# start of DATA FOR THE TASK

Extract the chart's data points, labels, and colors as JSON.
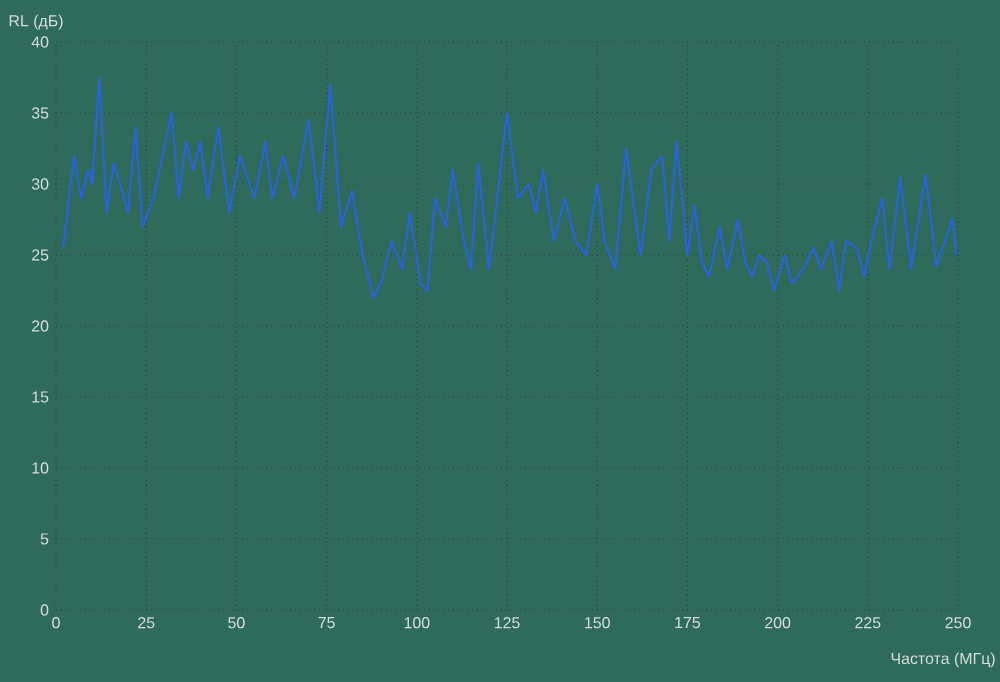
{
  "chart_data": {
    "type": "line",
    "xlabel": "Частота (МГц)",
    "ylabel": "RL (дБ)",
    "xlim": [
      0,
      250
    ],
    "ylim": [
      0,
      40
    ],
    "xticks": [
      0,
      25,
      50,
      75,
      100,
      125,
      150,
      175,
      200,
      225,
      250
    ],
    "yticks": [
      0,
      5,
      10,
      15,
      20,
      25,
      30,
      35,
      40
    ],
    "grid": true,
    "marker": "none",
    "line_style": "solid",
    "series": [
      {
        "color": "#2a62d8",
        "x": [
          2,
          5,
          7,
          9,
          10,
          12,
          14,
          16,
          20,
          22,
          24,
          27,
          32,
          34,
          36,
          38,
          40,
          42,
          45,
          48,
          51,
          55,
          58,
          60,
          63,
          66,
          70,
          73,
          76,
          79,
          82,
          85,
          88,
          90,
          93,
          96,
          98,
          101,
          103,
          105,
          108,
          110,
          113,
          115,
          117,
          120,
          125,
          128,
          131,
          133,
          135,
          138,
          141,
          144,
          147,
          150,
          152,
          155,
          158,
          162,
          165,
          168,
          170,
          172,
          175,
          177,
          179,
          181,
          184,
          186,
          189,
          191,
          193,
          195,
          197,
          199,
          202,
          204,
          207,
          210,
          212,
          215,
          217,
          219,
          222,
          224,
          226,
          229,
          231,
          234,
          237,
          241,
          244,
          248.5,
          249.5
        ],
        "values": [
          25.5,
          32,
          29,
          31,
          30,
          37.5,
          28,
          31.5,
          28,
          34,
          27,
          29,
          35,
          29,
          33,
          31,
          33,
          29,
          34,
          28,
          32,
          29,
          33,
          29,
          32,
          29,
          34.5,
          28,
          37,
          27,
          29.5,
          25,
          22,
          23,
          26,
          24,
          28,
          23,
          22.5,
          29,
          27,
          31,
          26,
          24,
          31.5,
          24,
          35,
          29,
          30,
          28,
          31,
          26,
          29,
          26,
          25,
          30,
          26,
          24,
          32.5,
          25,
          31,
          32,
          26,
          33,
          25,
          28.5,
          24.5,
          23.5,
          27,
          24,
          27.5,
          24.5,
          23.5,
          25,
          24.5,
          22.5,
          25,
          23,
          24,
          25.5,
          24,
          26,
          22.5,
          26,
          25.5,
          23.5,
          26,
          29,
          24,
          30.5,
          24,
          30.7,
          24.2,
          27.6,
          25
        ]
      }
    ]
  }
}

# end of DATA FOR THE TASK

WORK REQUIRED: The data above needs to be retyped exactly, with the images left out.

ANSWER FOR THIS EXERCISE:
Extract the chart's data points, labels, and colors as JSON.
{
  "chart_data": {
    "type": "line",
    "xlabel": "Частота (МГц)",
    "ylabel": "RL (дБ)",
    "xlim": [
      0,
      250
    ],
    "ylim": [
      0,
      40
    ],
    "xticks": [
      0,
      25,
      50,
      75,
      100,
      125,
      150,
      175,
      200,
      225,
      250
    ],
    "yticks": [
      0,
      5,
      10,
      15,
      20,
      25,
      30,
      35,
      40
    ],
    "grid": true,
    "marker": "none",
    "line_style": "solid",
    "series": [
      {
        "color": "#2a62d8",
        "x": [
          2,
          5,
          7,
          9,
          10,
          12,
          14,
          16,
          20,
          22,
          24,
          27,
          32,
          34,
          36,
          38,
          40,
          42,
          45,
          48,
          51,
          55,
          58,
          60,
          63,
          66,
          70,
          73,
          76,
          79,
          82,
          85,
          88,
          90,
          93,
          96,
          98,
          101,
          103,
          105,
          108,
          110,
          113,
          115,
          117,
          120,
          125,
          128,
          131,
          133,
          135,
          138,
          141,
          144,
          147,
          150,
          152,
          155,
          158,
          162,
          165,
          168,
          170,
          172,
          175,
          177,
          179,
          181,
          184,
          186,
          189,
          191,
          193,
          195,
          197,
          199,
          202,
          204,
          207,
          210,
          212,
          215,
          217,
          219,
          222,
          224,
          226,
          229,
          231,
          234,
          237,
          241,
          244,
          248.5,
          249.5
        ],
        "values": [
          25.5,
          32,
          29,
          31,
          30,
          37.5,
          28,
          31.5,
          28,
          34,
          27,
          29,
          35,
          29,
          33,
          31,
          33,
          29,
          34,
          28,
          32,
          29,
          33,
          29,
          32,
          29,
          34.5,
          28,
          37,
          27,
          29.5,
          25,
          22,
          23,
          26,
          24,
          28,
          23,
          22.5,
          29,
          27,
          31,
          26,
          24,
          31.5,
          24,
          35,
          29,
          30,
          28,
          31,
          26,
          29,
          26,
          25,
          30,
          26,
          24,
          32.5,
          25,
          31,
          32,
          26,
          33,
          25,
          28.5,
          24.5,
          23.5,
          27,
          24,
          27.5,
          24.5,
          23.5,
          25,
          24.5,
          22.5,
          25,
          23,
          24,
          25.5,
          24,
          26,
          22.5,
          26,
          25.5,
          23.5,
          26,
          29,
          24,
          30.5,
          24,
          30.7,
          24.2,
          27.6,
          25
        ]
      }
    ]
  }
}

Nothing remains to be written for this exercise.